▶ _Do this_:
Gather up every line from the entries below that uses the word "some".

--- start of Stored rows ---

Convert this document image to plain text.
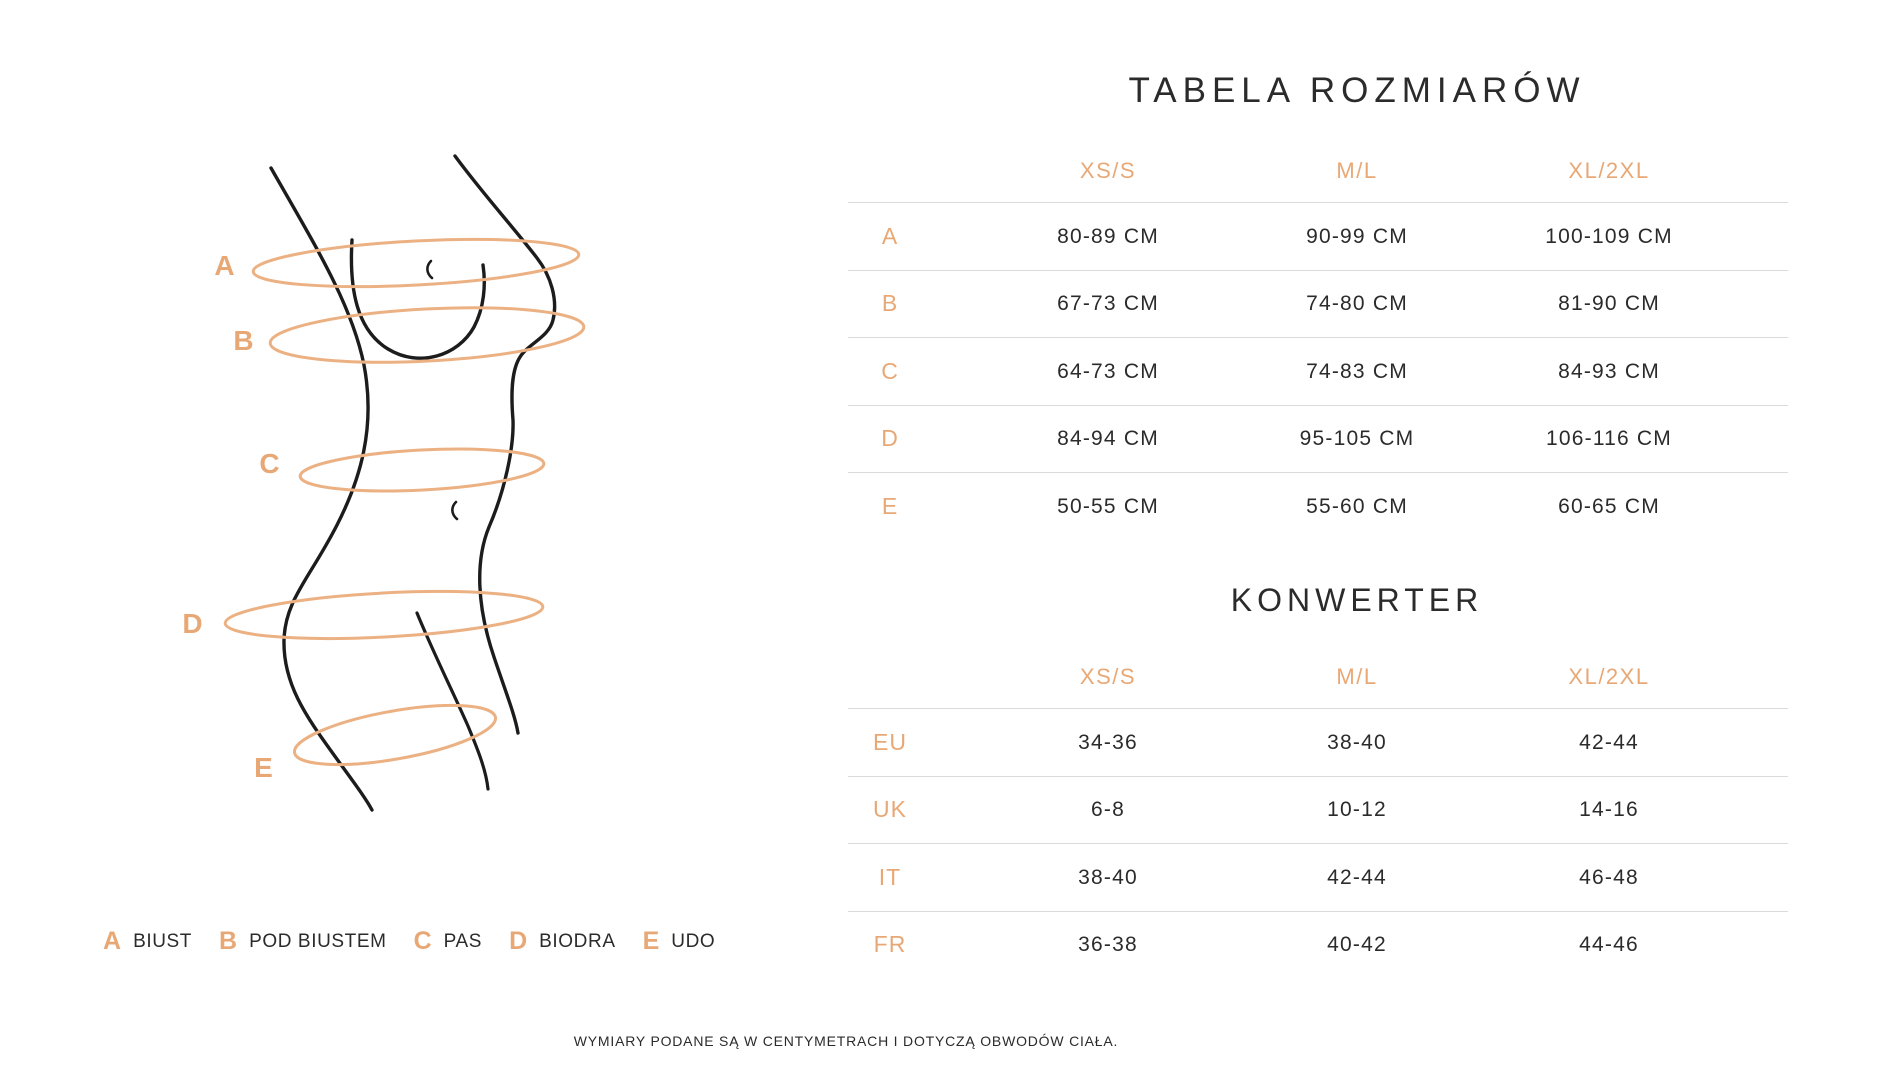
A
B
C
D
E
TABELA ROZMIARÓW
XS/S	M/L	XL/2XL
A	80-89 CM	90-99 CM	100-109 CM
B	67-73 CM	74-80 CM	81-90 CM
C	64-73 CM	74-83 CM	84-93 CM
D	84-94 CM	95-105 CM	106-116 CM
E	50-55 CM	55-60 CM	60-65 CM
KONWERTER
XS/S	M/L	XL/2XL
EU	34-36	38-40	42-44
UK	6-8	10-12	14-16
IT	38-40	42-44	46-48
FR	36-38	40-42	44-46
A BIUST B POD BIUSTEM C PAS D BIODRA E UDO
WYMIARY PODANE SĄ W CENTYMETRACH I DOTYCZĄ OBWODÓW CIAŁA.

--- end of Stored rows ---
--- start of Stored rows ---

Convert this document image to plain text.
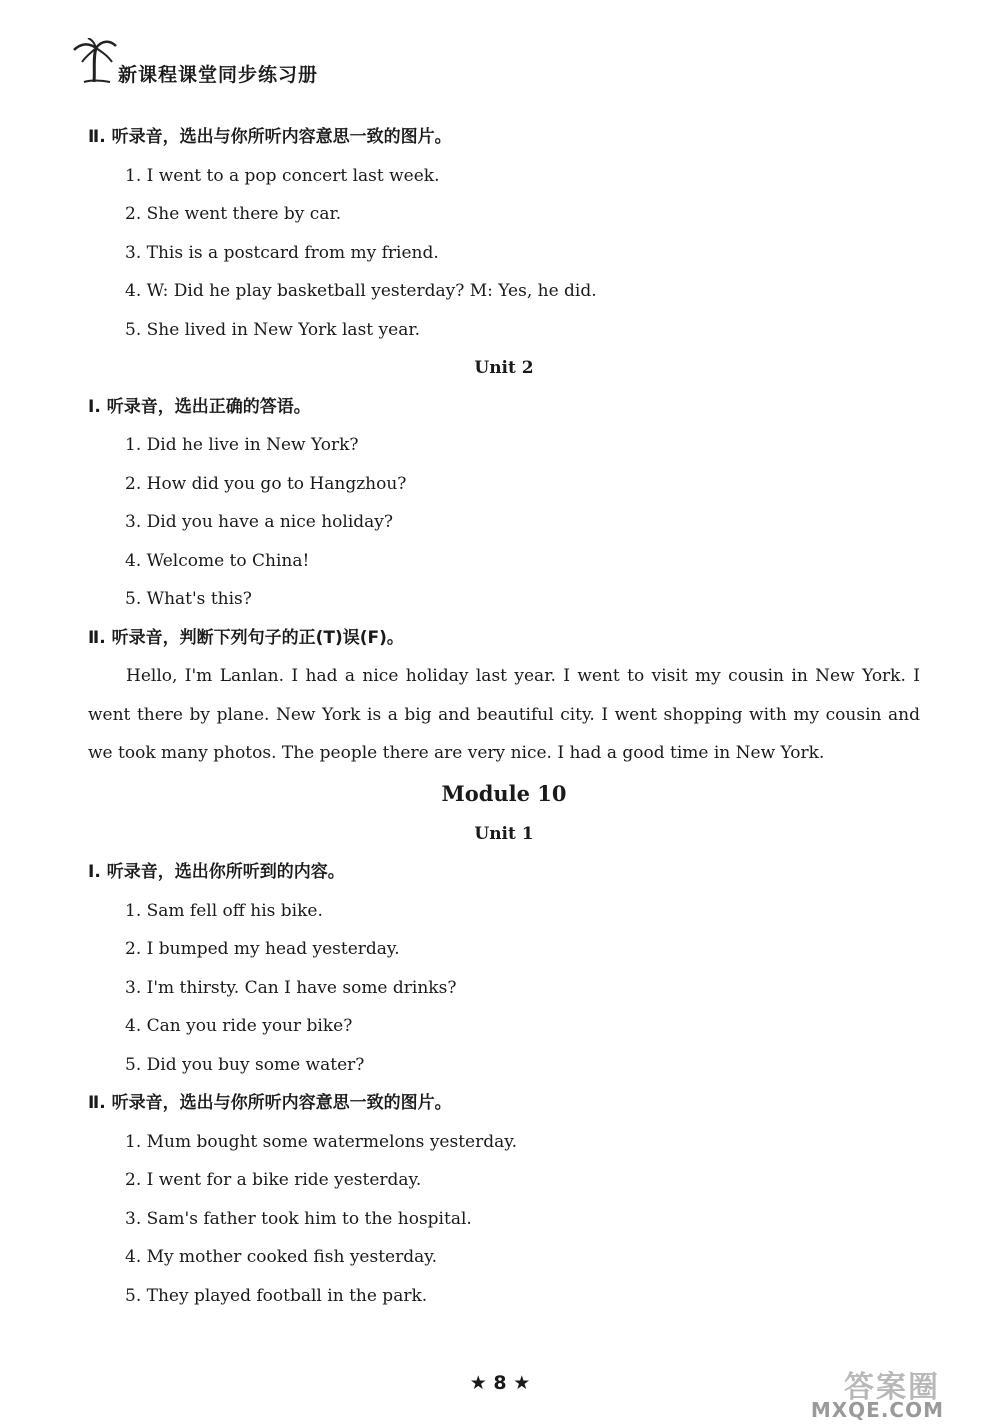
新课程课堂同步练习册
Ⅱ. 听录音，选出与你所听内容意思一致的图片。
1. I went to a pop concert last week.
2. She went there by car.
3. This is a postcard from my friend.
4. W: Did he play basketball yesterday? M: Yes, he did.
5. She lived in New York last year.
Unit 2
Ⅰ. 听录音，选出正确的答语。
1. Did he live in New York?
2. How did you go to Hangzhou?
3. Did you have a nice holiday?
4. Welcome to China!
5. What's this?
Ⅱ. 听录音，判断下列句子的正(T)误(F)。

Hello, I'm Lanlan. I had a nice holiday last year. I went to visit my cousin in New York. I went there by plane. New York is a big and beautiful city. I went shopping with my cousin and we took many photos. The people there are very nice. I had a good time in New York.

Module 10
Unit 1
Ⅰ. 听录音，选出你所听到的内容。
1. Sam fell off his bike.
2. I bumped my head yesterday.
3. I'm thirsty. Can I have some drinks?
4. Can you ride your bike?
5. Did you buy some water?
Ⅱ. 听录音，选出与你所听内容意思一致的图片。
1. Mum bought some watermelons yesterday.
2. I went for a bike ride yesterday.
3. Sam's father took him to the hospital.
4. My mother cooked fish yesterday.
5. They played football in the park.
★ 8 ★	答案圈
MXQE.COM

--- end of Stored rows ---

▶ _Result for this exercise_:
3. I'm thirsty. Can I have some drinks?
5. Did you buy some water?
1. Mum bought some watermelons yesterday.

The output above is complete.